Prompt:
Could you write out the records below exactly as they appear?

Task inputs:

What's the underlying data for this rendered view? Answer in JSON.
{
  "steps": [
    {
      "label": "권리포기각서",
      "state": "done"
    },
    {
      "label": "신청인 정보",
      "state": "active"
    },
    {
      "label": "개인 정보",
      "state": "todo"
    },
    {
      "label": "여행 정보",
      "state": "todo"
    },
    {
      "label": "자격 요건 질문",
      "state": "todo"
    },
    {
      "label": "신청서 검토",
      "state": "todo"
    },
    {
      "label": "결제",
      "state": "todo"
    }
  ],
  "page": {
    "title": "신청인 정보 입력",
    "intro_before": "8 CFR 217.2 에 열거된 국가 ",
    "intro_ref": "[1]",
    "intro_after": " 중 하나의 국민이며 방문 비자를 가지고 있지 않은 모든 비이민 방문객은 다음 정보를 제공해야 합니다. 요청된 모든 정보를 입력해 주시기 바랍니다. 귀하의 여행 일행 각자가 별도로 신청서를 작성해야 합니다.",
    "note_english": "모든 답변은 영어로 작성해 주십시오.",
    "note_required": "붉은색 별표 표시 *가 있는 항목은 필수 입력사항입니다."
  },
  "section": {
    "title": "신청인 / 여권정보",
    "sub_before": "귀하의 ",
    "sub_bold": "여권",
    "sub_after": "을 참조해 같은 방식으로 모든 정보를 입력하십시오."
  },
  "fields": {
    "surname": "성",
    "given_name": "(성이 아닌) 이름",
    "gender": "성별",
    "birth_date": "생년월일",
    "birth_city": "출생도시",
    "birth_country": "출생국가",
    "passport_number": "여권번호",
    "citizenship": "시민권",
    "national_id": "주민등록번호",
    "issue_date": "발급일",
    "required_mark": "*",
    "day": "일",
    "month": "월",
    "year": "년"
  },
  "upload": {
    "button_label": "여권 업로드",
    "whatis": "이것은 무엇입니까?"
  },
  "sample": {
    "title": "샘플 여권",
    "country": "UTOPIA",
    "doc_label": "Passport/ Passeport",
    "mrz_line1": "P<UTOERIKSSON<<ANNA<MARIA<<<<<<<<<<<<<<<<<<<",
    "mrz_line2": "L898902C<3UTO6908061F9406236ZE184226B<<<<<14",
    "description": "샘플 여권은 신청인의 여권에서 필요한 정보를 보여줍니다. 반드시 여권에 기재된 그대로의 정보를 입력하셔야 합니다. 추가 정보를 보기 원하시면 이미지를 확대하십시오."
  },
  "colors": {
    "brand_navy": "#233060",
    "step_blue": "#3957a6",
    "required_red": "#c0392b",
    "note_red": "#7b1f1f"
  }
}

Answer to the task:
What's the underlying data for this rendered view? Answer in JSON.
{
  "steps": [
    {
      "label": "권리포기각서",
      "state": "done"
    },
    {
      "label": "신청인 정보",
      "state": "active"
    },
    {
      "label": "개인 정보",
      "state": "todo"
    },
    {
      "label": "여행 정보",
      "state": "todo"
    },
    {
      "label": "자격 요건 질문",
      "state": "todo"
    },
    {
      "label": "신청서 검토",
      "state": "todo"
    },
    {
      "label": "결제",
      "state": "todo"
    }
  ],
  "page": {
    "title": "신청인 정보 입력",
    "intro_before": "8 CFR 217.2 에 열거된 국가 ",
    "intro_ref": "[1]",
    "intro_after": " 중 하나의 국민이며 방문 비자를 가지고 있지 않은 모든 비이민 방문객은 다음 정보를 제공해야 합니다. 요청된 모든 정보를 입력해 주시기 바랍니다. 귀하의 여행 일행 각자가 별도로 신청서를 작성해야 합니다.",
    "note_english": "모든 답변은 영어로 작성해 주십시오.",
    "note_required": "붉은색 별표 표시 *가 있는 항목은 필수 입력사항입니다."
  },
  "section": {
    "title": "신청인 / 여권정보",
    "sub_before": "귀하의 ",
    "sub_bold": "여권",
    "sub_after": "을 참조해 같은 방식으로 모든 정보를 입력하십시오."
  },
  "fields": {
    "surname": "성",
    "given_name": "(성이 아닌) 이름",
    "gender": "성별",
    "birth_date": "생년월일",
    "birth_city": "출생도시",
    "birth_country": "출생국가",
    "passport_number": "여권번호",
    "citizenship": "시민권",
    "national_id": "주민등록번호",
    "issue_date": "발급일",
    "required_mark": "*",
    "day": "일",
    "month": "월",
    "year": "년"
  },
  "upload": {
    "button_label": "여권 업로드",
    "whatis": "이것은 무엇입니까?"
  },
  "sample": {
    "title": "샘플 여권",
    "country": "UTOPIA",
    "doc_label": "Passport/ Passeport",
    "mrz_line1": "P<UTOERIKSSON<<ANNA<MARIA<<<<<<<<<<<<<<<<<<<",
    "mrz_line2": "L898902C<3UTO6908061F9406236ZE184226B<<<<<14",
    "description": "샘플 여권은 신청인의 여권에서 필요한 정보를 보여줍니다. 반드시 여권에 기재된 그대로의 정보를 입력하셔야 합니다. 추가 정보를 보기 원하시면 이미지를 확대하십시오."
  },
  "colors": {
    "brand_navy": "#233060",
    "step_blue": "#3957a6",
    "required_red": "#c0392b",
    "note_red": "#7b1f1f"
  }
}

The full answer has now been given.